**Work to do:**
Find every line below that contains the word "Croatia" and copy it out.

**Records for the task:**
"""

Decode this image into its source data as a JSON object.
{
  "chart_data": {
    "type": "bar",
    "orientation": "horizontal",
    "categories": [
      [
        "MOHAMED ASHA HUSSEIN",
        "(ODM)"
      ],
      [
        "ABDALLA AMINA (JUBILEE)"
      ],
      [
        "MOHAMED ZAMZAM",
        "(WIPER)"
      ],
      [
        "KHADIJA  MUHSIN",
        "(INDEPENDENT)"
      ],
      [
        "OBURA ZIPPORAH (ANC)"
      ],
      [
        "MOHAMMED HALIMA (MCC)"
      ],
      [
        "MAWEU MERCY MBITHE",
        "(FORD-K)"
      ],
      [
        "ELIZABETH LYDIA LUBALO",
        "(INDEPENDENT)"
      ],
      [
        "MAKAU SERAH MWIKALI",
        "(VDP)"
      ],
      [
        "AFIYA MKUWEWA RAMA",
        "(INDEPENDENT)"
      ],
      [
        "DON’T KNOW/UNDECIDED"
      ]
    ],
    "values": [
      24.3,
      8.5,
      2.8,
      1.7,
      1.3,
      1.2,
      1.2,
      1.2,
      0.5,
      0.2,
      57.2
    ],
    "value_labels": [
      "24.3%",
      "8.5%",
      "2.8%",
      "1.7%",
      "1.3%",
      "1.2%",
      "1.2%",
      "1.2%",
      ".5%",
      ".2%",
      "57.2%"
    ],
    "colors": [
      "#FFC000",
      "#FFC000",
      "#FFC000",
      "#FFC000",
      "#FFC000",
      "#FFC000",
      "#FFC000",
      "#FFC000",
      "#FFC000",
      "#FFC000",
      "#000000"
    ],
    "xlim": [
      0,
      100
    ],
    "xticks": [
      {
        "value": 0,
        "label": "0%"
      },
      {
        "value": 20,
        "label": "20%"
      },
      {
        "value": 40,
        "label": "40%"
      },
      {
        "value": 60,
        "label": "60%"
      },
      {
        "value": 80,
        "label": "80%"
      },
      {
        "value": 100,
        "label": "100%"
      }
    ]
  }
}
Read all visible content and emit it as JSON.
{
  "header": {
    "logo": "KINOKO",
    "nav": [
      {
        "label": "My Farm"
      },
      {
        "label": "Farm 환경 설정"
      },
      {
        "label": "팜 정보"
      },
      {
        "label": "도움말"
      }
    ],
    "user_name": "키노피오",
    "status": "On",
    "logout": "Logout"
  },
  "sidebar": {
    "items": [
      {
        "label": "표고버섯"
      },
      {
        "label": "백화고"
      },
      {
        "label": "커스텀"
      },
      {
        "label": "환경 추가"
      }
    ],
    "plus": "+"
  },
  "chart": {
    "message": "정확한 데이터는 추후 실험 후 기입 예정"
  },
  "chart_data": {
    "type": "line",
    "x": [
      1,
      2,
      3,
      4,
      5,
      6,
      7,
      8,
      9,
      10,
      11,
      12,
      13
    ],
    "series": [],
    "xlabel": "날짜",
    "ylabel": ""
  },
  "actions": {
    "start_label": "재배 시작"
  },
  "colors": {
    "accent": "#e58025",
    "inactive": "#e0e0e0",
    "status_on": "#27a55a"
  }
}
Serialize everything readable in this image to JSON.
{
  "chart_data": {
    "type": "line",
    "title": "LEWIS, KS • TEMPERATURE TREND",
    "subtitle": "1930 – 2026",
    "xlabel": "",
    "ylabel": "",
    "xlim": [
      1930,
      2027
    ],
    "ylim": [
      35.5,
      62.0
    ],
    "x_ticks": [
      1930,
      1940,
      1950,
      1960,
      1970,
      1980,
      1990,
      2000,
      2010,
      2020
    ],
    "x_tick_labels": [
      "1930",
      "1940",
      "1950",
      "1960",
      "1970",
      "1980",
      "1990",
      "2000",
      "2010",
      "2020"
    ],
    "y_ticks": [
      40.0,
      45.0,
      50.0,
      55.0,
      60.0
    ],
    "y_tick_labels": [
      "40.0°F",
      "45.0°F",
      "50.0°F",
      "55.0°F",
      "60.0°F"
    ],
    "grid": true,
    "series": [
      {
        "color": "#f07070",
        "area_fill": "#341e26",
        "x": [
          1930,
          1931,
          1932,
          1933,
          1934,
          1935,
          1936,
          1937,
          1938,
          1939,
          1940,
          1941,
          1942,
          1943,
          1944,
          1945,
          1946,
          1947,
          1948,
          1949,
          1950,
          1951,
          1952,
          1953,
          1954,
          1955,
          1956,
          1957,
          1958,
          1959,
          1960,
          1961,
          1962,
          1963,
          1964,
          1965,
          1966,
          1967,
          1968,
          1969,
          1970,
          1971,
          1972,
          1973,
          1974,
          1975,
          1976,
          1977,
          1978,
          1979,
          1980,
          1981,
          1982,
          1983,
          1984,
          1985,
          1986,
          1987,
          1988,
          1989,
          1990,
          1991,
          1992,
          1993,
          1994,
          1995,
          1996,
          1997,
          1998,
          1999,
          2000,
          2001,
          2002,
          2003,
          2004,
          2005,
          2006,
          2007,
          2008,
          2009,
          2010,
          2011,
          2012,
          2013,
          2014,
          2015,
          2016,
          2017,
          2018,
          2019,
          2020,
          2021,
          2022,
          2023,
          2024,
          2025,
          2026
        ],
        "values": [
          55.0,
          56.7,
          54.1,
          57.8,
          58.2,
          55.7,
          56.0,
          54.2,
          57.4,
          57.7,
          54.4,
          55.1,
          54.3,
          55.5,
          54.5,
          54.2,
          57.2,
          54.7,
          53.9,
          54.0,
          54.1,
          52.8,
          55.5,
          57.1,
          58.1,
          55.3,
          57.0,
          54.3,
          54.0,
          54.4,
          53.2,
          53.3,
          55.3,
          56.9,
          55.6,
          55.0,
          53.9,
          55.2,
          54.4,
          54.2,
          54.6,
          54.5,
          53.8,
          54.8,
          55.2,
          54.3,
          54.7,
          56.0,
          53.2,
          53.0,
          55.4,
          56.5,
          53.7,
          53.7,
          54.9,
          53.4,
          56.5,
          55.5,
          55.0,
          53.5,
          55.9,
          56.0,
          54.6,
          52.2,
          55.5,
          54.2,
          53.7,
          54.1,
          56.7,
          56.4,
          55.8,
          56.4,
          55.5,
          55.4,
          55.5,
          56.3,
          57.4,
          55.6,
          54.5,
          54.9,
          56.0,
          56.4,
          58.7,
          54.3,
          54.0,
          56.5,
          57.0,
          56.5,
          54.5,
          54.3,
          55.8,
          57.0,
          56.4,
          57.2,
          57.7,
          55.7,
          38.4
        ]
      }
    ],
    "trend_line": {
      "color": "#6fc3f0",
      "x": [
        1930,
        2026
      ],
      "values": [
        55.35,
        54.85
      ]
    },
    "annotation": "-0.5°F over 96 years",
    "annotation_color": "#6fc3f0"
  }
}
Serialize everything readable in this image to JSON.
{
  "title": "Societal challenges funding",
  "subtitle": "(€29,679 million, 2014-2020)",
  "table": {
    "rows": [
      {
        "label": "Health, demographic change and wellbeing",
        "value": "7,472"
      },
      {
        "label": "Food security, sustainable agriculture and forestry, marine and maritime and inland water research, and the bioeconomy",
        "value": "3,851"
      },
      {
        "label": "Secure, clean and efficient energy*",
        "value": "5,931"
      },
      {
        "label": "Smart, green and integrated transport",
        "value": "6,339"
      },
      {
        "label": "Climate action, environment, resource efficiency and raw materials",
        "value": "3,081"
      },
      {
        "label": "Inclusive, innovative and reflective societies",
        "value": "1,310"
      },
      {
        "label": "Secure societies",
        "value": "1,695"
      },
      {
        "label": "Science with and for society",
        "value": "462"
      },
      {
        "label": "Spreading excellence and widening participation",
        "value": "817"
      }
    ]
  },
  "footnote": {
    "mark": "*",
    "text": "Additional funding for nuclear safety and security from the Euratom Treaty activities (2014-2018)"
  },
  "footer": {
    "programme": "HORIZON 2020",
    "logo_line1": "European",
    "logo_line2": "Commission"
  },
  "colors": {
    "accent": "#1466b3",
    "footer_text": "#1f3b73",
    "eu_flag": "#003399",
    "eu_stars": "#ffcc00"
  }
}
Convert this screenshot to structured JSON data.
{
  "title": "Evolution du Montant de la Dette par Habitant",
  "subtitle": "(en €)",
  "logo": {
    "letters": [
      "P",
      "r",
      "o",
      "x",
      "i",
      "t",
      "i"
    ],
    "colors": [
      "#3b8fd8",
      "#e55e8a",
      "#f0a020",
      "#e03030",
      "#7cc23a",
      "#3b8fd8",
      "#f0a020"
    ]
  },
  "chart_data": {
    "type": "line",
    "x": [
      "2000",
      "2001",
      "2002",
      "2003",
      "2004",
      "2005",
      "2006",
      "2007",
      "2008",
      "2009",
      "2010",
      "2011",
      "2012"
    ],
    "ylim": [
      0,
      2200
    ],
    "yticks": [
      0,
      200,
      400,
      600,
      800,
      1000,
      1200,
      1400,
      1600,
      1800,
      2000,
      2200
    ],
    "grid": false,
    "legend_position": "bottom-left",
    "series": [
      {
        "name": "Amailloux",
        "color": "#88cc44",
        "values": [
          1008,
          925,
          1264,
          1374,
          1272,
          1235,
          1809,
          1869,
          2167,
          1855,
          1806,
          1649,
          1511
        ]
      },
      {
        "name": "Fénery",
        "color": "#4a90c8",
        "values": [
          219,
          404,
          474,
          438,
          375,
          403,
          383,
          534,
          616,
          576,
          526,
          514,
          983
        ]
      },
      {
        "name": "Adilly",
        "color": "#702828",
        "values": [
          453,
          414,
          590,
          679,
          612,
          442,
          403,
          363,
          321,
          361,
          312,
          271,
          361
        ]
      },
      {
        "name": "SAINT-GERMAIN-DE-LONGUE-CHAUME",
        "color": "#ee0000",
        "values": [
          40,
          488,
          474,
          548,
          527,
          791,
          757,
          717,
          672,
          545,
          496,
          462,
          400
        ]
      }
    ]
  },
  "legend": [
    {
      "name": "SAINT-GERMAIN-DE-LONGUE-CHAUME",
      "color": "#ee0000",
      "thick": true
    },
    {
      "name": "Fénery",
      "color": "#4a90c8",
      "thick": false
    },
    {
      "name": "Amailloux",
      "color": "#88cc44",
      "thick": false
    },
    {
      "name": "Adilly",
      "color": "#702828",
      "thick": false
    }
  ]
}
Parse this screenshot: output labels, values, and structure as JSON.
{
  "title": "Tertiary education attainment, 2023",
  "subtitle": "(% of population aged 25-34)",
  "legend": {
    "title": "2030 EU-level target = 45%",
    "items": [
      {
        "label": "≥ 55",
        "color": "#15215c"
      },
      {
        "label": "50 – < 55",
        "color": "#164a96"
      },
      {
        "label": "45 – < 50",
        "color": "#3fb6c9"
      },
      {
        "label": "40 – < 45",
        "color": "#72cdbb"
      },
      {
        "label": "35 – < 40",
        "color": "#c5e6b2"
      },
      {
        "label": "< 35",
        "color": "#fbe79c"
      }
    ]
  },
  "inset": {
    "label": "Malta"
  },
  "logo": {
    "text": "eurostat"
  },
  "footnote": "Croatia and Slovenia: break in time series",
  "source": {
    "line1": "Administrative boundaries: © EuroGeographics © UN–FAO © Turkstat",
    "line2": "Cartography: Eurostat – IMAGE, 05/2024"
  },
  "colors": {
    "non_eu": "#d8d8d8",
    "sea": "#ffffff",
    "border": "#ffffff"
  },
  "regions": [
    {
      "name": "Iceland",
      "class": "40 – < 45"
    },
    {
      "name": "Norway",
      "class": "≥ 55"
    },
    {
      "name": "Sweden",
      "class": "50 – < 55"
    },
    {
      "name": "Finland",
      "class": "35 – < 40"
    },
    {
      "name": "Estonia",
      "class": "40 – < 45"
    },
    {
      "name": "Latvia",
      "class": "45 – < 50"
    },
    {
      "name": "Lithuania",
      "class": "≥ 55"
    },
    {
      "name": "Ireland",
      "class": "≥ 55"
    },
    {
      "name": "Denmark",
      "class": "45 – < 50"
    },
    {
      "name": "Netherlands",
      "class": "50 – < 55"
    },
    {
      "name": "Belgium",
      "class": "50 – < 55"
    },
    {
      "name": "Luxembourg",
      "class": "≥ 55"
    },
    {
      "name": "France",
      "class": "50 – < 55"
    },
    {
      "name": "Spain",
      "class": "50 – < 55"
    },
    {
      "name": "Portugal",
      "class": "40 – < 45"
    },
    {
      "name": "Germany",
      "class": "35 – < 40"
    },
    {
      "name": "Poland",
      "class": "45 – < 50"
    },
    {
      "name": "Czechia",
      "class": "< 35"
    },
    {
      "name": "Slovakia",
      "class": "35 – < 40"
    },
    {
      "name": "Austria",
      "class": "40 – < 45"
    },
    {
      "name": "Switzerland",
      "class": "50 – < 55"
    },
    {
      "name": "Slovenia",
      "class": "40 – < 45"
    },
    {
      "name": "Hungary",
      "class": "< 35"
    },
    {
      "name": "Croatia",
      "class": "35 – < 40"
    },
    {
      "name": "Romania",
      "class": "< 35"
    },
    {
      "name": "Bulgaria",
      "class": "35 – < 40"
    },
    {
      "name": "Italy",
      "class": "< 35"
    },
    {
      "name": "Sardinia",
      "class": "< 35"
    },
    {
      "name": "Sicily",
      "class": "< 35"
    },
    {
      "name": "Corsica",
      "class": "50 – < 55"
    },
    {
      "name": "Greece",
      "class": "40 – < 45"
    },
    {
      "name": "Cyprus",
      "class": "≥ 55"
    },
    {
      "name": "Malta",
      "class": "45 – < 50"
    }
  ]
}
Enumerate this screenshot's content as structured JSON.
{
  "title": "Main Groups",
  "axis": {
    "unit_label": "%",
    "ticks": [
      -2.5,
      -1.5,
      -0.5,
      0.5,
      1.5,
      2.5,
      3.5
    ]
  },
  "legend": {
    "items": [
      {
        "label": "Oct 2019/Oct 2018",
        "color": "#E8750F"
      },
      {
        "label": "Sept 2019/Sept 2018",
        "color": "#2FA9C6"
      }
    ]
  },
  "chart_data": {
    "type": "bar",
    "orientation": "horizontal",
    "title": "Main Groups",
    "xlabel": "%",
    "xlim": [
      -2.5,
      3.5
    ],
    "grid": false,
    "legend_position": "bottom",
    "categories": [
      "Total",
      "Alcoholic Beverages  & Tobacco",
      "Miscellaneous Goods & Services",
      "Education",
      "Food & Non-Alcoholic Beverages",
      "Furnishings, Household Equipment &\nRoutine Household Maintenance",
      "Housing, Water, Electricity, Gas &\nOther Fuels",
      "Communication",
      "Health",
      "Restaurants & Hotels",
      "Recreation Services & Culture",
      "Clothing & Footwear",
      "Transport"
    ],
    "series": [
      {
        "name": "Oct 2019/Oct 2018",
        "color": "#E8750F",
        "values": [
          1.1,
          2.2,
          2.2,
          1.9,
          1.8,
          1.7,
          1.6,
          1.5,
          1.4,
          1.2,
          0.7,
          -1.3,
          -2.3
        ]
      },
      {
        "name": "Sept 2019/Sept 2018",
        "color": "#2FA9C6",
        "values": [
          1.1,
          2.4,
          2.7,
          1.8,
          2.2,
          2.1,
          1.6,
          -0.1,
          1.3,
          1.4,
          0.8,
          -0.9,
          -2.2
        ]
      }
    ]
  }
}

"""

**Full response:**
  "footnote": "Croatia and Slovenia: break in time series",
      "name": "Croatia",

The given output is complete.